───── Record set ─────
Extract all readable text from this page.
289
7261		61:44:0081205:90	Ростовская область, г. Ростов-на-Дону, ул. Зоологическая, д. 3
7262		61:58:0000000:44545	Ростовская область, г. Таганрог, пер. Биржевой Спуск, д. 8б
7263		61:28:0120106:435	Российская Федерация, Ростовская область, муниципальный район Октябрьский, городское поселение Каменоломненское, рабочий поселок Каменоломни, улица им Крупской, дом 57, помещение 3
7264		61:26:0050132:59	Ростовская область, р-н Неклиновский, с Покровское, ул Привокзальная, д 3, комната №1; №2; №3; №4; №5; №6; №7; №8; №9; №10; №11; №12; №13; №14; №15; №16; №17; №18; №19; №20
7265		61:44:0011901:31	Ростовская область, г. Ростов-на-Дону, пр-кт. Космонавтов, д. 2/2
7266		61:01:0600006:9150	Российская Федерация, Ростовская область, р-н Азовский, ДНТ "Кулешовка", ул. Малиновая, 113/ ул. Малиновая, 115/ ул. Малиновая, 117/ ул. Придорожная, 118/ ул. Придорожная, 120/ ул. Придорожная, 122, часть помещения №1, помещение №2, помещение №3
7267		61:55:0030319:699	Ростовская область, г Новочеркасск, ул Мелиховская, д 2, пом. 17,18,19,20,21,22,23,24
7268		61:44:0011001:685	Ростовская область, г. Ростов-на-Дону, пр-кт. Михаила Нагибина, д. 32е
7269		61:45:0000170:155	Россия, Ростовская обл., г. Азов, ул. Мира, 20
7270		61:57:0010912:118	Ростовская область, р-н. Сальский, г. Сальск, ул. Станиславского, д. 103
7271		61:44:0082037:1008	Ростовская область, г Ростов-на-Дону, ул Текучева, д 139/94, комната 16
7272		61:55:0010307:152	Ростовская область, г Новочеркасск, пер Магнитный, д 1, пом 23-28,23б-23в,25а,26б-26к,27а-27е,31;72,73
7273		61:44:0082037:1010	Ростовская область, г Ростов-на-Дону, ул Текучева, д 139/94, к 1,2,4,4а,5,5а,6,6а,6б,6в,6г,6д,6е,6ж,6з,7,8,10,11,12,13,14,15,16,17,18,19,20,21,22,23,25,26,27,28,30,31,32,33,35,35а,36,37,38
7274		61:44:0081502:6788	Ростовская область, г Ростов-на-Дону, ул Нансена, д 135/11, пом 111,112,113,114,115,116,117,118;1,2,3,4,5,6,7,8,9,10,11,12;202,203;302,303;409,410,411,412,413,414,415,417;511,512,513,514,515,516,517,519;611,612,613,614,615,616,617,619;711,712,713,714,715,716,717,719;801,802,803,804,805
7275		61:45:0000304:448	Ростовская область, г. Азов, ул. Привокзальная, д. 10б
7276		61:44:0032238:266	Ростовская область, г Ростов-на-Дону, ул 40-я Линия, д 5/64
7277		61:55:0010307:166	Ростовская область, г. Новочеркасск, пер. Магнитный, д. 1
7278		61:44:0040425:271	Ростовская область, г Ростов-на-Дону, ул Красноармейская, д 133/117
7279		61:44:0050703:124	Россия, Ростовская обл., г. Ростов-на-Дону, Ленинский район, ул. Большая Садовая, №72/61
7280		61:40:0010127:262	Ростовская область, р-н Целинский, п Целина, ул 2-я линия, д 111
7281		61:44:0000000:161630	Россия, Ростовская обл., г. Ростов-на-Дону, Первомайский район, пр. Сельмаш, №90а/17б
─────
Requirements:
Using the records above, copy each line that contains "Россия".

Result of the exercise:
7269		61:45:0000170:155	Россия, Ростовская обл., г. Азов, ул. Мира, 20
7279		61:44:0050703:124	Россия, Ростовская обл., г. Ростов-на-Дону, Ленинский район, ул. Большая Садовая, №72/61
7281		61:44:0000000:161630	Россия, Ростовская обл., г. Ростов-на-Дону, Первомайский район, пр. Сельмаш, №90а/17б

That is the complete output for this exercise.